- **Directive**: Reproduce, word for word, the stretch of the court case page from "Defendant’s motion to" through "not collateral estoppel.".

- **Excerpt to read**:
##########

New York State Court of Claims

New York State Court of Claims

CROSS v. THE STATE OF NEW YORK, #2007-038-549, Claim No. 110494, Motion No. M-73227


Defendant’s motion to dismiss denied. A lease clause that contractually obligates the owner/ landlord to clear ice and snow does not relieve defendant, a tenant on the premises, of liability for claimant’s slip and fall as a matter of law. Successive motions for the same relief disfavored. Opposition to successive motions sound in “law of the case” and not collateral estoppel.

Case Information

Claimant short name:
Footnote (claimant name) :

Footnote (defendant name) :

Third-party claimant(s):

Third-party defendant(s):

Claim number(s):
Motion number(s):
Cross-motion number(s):

Claimant’s attorney:
WALLACE, WITTY, FRAMPTON & VELTRY, P.C.By: Carmine J. Goncalves, Esq.
Defendant’s attorney:
ANDREW M. CUOMO, Attorney General of the State of New York
By: John Belford, IV, Assistant Attorney General
Third-party defendant’s attorney:

Signature date:
July 13, 2007

Official citation:

Appellate results:

See also (multicaptioned case)

##########

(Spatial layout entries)

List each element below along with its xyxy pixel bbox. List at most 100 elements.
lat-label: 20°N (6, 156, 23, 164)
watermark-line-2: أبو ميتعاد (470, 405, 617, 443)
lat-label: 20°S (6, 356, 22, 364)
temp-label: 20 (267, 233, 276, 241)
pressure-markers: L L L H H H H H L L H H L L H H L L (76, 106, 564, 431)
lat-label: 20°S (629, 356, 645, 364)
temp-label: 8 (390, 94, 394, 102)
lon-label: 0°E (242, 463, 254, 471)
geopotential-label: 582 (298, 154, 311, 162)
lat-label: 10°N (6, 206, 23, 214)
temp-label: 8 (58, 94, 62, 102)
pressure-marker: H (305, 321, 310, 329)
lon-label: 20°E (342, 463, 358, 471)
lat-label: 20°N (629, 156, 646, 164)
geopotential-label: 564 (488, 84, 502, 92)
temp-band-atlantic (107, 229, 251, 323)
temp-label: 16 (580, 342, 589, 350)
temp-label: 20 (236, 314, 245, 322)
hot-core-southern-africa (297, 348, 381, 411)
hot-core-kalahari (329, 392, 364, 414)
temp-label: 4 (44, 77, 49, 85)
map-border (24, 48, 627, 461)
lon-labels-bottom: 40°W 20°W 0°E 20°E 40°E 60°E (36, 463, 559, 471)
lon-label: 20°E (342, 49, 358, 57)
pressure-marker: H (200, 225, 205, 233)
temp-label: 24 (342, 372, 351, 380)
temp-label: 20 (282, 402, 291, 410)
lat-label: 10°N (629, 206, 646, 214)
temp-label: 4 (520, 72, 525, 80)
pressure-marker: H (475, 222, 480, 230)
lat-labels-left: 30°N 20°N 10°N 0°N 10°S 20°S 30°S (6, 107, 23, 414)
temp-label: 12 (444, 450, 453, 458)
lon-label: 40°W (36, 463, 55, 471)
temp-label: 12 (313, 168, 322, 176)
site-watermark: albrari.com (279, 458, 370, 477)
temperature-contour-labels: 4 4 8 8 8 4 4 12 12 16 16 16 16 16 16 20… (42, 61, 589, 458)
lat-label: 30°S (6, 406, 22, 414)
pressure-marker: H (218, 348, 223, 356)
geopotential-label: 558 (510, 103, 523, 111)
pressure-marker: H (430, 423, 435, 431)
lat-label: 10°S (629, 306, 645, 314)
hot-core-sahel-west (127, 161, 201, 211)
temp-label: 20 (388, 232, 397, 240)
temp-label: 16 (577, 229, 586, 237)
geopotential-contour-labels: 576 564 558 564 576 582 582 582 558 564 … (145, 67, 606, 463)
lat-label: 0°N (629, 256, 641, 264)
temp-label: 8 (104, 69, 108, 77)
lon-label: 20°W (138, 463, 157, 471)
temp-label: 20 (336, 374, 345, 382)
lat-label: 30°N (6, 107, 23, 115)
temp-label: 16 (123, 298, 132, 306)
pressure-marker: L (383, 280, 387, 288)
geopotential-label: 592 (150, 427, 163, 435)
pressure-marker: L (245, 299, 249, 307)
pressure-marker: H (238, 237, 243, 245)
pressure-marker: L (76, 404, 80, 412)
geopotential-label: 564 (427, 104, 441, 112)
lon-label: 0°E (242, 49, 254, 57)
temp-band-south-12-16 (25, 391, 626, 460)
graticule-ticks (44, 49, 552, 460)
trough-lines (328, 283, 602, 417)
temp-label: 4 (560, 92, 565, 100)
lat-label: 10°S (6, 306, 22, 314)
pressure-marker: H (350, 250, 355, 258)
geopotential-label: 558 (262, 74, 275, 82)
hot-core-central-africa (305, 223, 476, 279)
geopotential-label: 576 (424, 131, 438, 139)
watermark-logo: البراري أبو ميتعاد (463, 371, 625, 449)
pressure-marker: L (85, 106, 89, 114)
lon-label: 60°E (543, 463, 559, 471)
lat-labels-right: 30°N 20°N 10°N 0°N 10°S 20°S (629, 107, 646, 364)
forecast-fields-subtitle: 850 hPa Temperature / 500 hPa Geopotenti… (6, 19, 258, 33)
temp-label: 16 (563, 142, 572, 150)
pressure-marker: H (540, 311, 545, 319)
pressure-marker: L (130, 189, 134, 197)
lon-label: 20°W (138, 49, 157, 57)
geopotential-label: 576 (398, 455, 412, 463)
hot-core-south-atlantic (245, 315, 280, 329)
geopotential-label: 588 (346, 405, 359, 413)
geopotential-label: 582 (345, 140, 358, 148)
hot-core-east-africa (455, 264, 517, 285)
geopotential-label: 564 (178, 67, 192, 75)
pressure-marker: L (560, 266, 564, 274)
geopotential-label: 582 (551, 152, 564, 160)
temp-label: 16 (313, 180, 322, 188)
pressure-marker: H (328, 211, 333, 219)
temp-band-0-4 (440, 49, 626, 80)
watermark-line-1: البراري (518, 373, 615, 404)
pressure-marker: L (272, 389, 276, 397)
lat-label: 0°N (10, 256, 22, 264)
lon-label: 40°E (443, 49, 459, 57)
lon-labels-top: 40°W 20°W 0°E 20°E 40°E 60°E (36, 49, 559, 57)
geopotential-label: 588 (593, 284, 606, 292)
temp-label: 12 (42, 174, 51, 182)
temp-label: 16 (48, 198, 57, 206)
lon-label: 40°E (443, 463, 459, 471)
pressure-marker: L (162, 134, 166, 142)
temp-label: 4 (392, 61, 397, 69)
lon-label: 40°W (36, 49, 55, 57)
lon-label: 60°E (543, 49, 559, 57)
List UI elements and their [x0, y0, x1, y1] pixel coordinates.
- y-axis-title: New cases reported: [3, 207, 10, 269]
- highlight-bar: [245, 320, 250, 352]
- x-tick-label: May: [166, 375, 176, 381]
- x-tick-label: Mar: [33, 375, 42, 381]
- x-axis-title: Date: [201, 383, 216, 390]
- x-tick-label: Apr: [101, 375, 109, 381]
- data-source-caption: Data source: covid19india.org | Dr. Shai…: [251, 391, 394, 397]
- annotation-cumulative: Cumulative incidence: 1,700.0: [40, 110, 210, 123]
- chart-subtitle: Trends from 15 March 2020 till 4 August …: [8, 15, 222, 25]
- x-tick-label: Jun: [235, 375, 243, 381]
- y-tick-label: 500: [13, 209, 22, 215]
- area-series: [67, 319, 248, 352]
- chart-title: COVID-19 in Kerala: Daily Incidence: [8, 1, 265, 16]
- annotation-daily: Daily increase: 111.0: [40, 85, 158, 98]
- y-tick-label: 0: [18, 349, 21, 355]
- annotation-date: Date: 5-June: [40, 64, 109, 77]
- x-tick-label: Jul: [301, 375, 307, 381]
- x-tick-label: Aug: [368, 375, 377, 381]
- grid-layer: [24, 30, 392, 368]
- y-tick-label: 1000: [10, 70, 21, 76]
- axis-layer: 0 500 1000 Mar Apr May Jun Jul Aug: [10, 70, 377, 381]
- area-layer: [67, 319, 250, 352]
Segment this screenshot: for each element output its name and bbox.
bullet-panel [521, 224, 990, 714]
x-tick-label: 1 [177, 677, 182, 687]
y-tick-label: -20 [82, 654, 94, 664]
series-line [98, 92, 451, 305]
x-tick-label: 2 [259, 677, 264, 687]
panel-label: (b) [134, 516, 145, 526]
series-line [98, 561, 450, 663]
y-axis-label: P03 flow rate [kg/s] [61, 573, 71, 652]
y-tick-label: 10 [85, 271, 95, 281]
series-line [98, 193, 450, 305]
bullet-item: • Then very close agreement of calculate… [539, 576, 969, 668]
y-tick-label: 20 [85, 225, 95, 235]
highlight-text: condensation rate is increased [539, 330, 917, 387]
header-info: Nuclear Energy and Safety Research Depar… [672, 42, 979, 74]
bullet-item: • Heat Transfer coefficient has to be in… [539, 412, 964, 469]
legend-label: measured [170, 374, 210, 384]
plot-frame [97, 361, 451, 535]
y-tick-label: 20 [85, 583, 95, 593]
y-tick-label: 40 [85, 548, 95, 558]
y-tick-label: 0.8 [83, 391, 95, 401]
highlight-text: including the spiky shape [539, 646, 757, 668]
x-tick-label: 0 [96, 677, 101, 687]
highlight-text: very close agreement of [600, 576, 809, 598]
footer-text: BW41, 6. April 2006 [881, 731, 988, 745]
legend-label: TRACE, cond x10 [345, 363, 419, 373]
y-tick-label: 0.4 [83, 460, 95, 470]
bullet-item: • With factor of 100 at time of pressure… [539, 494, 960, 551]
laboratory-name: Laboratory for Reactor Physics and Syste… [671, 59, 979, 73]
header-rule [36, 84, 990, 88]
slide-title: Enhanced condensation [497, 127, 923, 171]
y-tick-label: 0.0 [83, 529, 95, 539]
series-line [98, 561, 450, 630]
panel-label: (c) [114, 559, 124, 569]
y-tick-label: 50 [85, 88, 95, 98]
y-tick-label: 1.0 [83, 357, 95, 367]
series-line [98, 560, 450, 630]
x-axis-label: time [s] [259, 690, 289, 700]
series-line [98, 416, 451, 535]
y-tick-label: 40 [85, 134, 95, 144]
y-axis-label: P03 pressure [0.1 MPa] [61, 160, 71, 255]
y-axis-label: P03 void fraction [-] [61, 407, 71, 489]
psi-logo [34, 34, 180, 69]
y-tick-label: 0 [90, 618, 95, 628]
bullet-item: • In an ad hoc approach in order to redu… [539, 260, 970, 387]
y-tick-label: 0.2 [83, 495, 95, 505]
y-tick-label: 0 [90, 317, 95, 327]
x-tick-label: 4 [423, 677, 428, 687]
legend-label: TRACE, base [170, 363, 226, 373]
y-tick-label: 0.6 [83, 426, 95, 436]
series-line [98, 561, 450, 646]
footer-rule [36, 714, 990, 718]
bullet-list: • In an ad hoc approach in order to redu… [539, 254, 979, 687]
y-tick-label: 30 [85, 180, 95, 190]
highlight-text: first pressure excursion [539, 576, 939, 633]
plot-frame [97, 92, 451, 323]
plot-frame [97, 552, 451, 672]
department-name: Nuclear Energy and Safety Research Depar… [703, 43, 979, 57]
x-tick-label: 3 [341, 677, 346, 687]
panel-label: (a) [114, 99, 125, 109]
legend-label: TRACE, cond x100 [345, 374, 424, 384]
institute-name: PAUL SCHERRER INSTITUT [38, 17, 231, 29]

##########

- **Response for this exercise**:
Defendant’s motion to dismiss denied. A lease clause that contractually obligates the owner/ landlord to clear ice and snow does not relieve defendant, a tenant on the premises, of liability for claimant’s slip and fall as a matter of law. Successive motions for the same relief disfavored. Opposition to successive motions sound in “law of the case” and not collateral estoppel.